_DATA ROWS_
__________

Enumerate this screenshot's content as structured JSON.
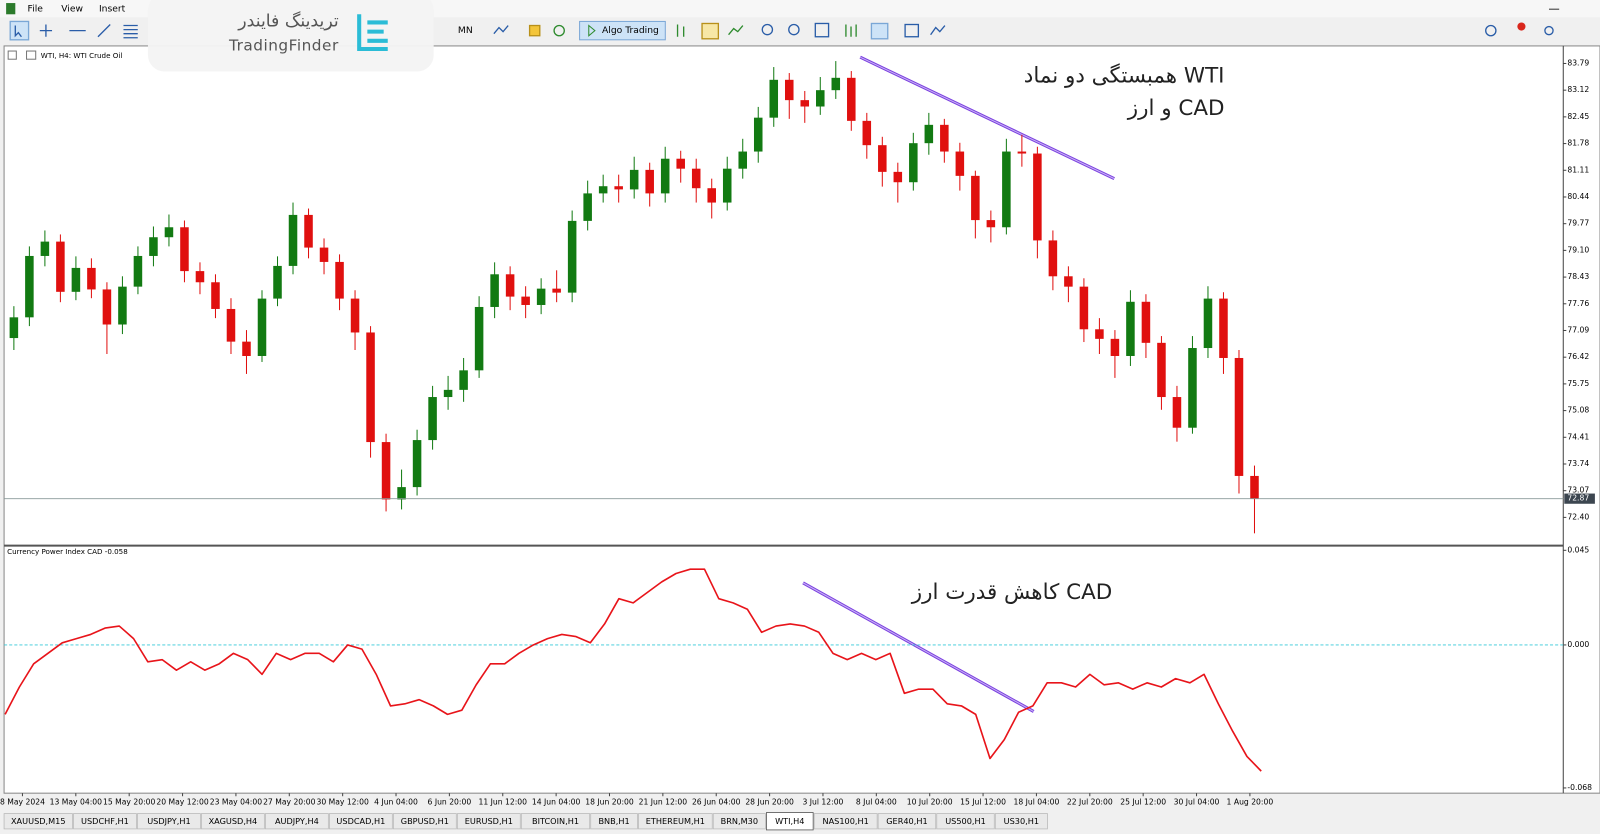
{
  "menu": [
    "File",
    "View",
    "Insert"
  ],
  "toolbar": {
    "period": "MN",
    "algo": "Algo Trading"
  },
  "logo": {
    "fa": "تریدینگ فایندر",
    "en": "TradingFinder"
  },
  "chart_data": [
    {
      "type": "candlestick",
      "title": "WTI, H4: WTI Crude Oil",
      "open": [
        76.9,
        77.42,
        78.96,
        79.32,
        78.06,
        78.66,
        78.12,
        77.24,
        78.19,
        78.96,
        79.43,
        79.68,
        78.58,
        78.3,
        77.63,
        76.81,
        76.45,
        77.89,
        78.71,
        79.99,
        79.17,
        78.81,
        77.89,
        77.04,
        74.29,
        72.85,
        73.16,
        74.34,
        75.42,
        75.6,
        76.09,
        77.68,
        78.5,
        77.94,
        77.73,
        78.14,
        78.04,
        79.84,
        80.53,
        80.71,
        80.63,
        81.12,
        80.53,
        81.4,
        81.15,
        80.66,
        80.3,
        81.15,
        81.58,
        82.43,
        83.38,
        82.87,
        82.71,
        83.12,
        83.43,
        82.35,
        81.74,
        81.07,
        80.81,
        81.79,
        82.25,
        81.58,
        80.97,
        79.86,
        79.68,
        81.58,
        81.53,
        79.35,
        78.45,
        78.19,
        77.12,
        76.88,
        76.45,
        77.81,
        76.78,
        75.42,
        74.65,
        76.65,
        77.89,
        76.4,
        73.44
      ],
      "high": [
        77.7,
        79.2,
        79.6,
        79.5,
        78.95,
        78.9,
        78.3,
        78.45,
        79.2,
        79.7,
        80.0,
        79.85,
        78.8,
        78.5,
        77.9,
        77.1,
        78.1,
        78.95,
        80.3,
        80.15,
        79.4,
        79.0,
        78.1,
        77.2,
        74.5,
        73.6,
        74.6,
        75.7,
        75.95,
        76.4,
        77.95,
        78.8,
        78.7,
        78.2,
        78.4,
        78.6,
        80.1,
        80.85,
        81.0,
        81.0,
        81.45,
        81.3,
        81.7,
        81.6,
        81.4,
        80.9,
        81.45,
        81.9,
        82.7,
        83.7,
        83.55,
        83.1,
        83.45,
        83.85,
        83.6,
        82.55,
        81.95,
        81.3,
        82.05,
        82.55,
        82.4,
        81.8,
        81.1,
        80.1,
        81.9,
        82.0,
        81.7,
        79.6,
        78.7,
        78.4,
        77.4,
        77.1,
        78.1,
        78.0,
        76.95,
        75.7,
        76.95,
        78.2,
        78.05,
        76.6,
        73.7
      ],
      "low": [
        76.6,
        77.2,
        78.7,
        77.8,
        77.85,
        77.9,
        76.5,
        77.0,
        78.0,
        78.7,
        79.2,
        78.3,
        78.0,
        77.4,
        76.5,
        76.0,
        76.3,
        77.7,
        78.5,
        78.9,
        78.5,
        77.6,
        76.6,
        73.9,
        72.55,
        72.6,
        72.95,
        74.1,
        75.1,
        75.3,
        75.9,
        77.4,
        77.6,
        77.4,
        77.5,
        77.8,
        77.8,
        79.6,
        80.3,
        80.3,
        80.4,
        80.2,
        80.3,
        80.8,
        80.3,
        79.9,
        80.1,
        80.9,
        81.3,
        82.2,
        82.4,
        82.3,
        82.5,
        82.9,
        82.1,
        81.4,
        80.7,
        80.3,
        80.6,
        81.5,
        81.3,
        80.6,
        79.4,
        79.3,
        79.5,
        81.2,
        78.9,
        78.1,
        77.8,
        76.8,
        76.5,
        75.9,
        76.2,
        76.4,
        75.1,
        74.3,
        74.5,
        76.4,
        76.0,
        73.0,
        72.0
      ],
      "close": [
        77.42,
        78.96,
        79.32,
        78.06,
        78.66,
        78.12,
        77.24,
        78.19,
        78.96,
        79.43,
        79.68,
        78.58,
        78.3,
        77.63,
        76.81,
        76.45,
        77.89,
        78.71,
        79.99,
        79.17,
        78.81,
        77.89,
        77.04,
        74.29,
        72.85,
        73.16,
        74.34,
        75.42,
        75.6,
        76.09,
        77.68,
        78.5,
        77.94,
        77.73,
        78.14,
        78.04,
        79.84,
        80.53,
        80.71,
        80.63,
        81.12,
        80.53,
        81.4,
        81.15,
        80.66,
        80.3,
        81.15,
        81.58,
        82.43,
        83.38,
        82.87,
        82.71,
        83.12,
        83.43,
        82.35,
        81.74,
        81.07,
        80.81,
        81.79,
        82.25,
        81.58,
        80.97,
        79.86,
        79.68,
        81.58,
        81.53,
        79.35,
        78.45,
        78.19,
        77.12,
        76.88,
        76.45,
        77.81,
        76.78,
        75.42,
        74.65,
        76.65,
        77.89,
        76.4,
        73.44,
        72.87
      ],
      "up_color": "#127a12",
      "down_color": "#e0100f",
      "ylim": [
        71.73,
        84.23
      ],
      "yticks": [
        83.79,
        83.12,
        82.45,
        81.78,
        81.11,
        80.44,
        79.77,
        {
          "value": 79.1,
          "label": "79.10"
        },
        78.43,
        77.76,
        77.09,
        76.42,
        75.75,
        75.08,
        74.41,
        73.74,
        73.07,
        {
          "value": 72.4,
          "label": "72.40"
        }
      ],
      "last_price": 72.87,
      "annotations": [
        "همبستگی دو نماد WTI",
        "و  ارز CAD"
      ]
    },
    {
      "type": "line",
      "title": "Currency Power Index CAD -0.058",
      "color": "#e8141a",
      "values": [
        -0.033,
        -0.02,
        -0.009,
        -0.004,
        0.001,
        0.003,
        0.005,
        0.008,
        0.009,
        0.003,
        -0.008,
        -0.007,
        -0.012,
        -0.008,
        -0.012,
        -0.009,
        -0.004,
        -0.007,
        -0.014,
        -0.004,
        -0.007,
        -0.004,
        -0.004,
        -0.008,
        0.0,
        -0.002,
        -0.014,
        -0.029,
        -0.028,
        -0.026,
        -0.029,
        -0.033,
        -0.031,
        -0.019,
        -0.009,
        -0.009,
        -0.004,
        0.0,
        0.003,
        0.005,
        0.004,
        0.001,
        0.01,
        0.022,
        0.02,
        0.025,
        0.03,
        0.034,
        0.036,
        0.036,
        0.022,
        0.02,
        0.017,
        0.006,
        0.009,
        0.01,
        0.009,
        0.006,
        -0.004,
        -0.007,
        -0.004,
        -0.007,
        -0.004,
        -0.023,
        -0.021,
        -0.021,
        -0.028,
        -0.029,
        -0.033,
        -0.054,
        -0.045,
        -0.032,
        -0.029,
        -0.018,
        -0.018,
        -0.02,
        -0.014,
        -0.019,
        -0.018,
        -0.021,
        -0.018,
        -0.02,
        -0.016,
        -0.018,
        -0.014,
        -0.028,
        -0.041,
        -0.053,
        -0.06
      ],
      "ylim": [
        -0.07,
        0.0465
      ],
      "yticks": [
        0.045,
        {
          "value": 0,
          "label": "0.000"
        },
        -0.068
      ],
      "level": 0,
      "x_labels": [
        "8 May 2024",
        "13 May 04:00",
        "15 May 20:00",
        "20 May 12:00",
        "23 May 04:00",
        "27 May 20:00",
        "30 May 12:00",
        "4 Jun 04:00",
        "6 Jun 20:00",
        "11 Jun 12:00",
        "14 Jun 04:00",
        "18 Jun 20:00",
        "21 Jun 12:00",
        "26 Jun 04:00",
        "28 Jun 20:00",
        "3 Jul 12:00",
        "8 Jul 04:00",
        "10 Jul 20:00",
        "15 Jul 12:00",
        "18 Jul 04:00",
        "22 Jul 20:00",
        "25 Jul 12:00",
        "30 Jul 04:00",
        "1 Aug 20:00"
      ],
      "annotations": [
        "کاهش قدرت ارز CAD"
      ]
    }
  ],
  "tabs": [
    {
      "label": "XAUUSD,M15"
    },
    {
      "label": "USDCHF,H1"
    },
    {
      "label": "USDJPY,H1"
    },
    {
      "label": "XAGUSD,H4"
    },
    {
      "label": "AUDJPY,H4"
    },
    {
      "label": "USDCAD,H1"
    },
    {
      "label": "GBPUSD,H1"
    },
    {
      "label": "EURUSD,H1"
    },
    {
      "label": "BITCOIN,H1"
    },
    {
      "label": "BNB,H1"
    },
    {
      "label": "ETHEREUM,H1"
    },
    {
      "label": "BRN,M30"
    },
    {
      "label": "WTI,H4",
      "active": true
    },
    {
      "label": "NAS100,H1"
    },
    {
      "label": "GER40,H1"
    },
    {
      "label": "US500,H1"
    },
    {
      "label": "US30,H1"
    }
  ]
}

__________

_BRIEF_
In the entries above, find each line with the word "title" and show it.

_EXPECTED OUTPUT_
      "title": "WTI, H4: WTI Crude Oil",
      "title": "Currency Power Index CAD -0.058",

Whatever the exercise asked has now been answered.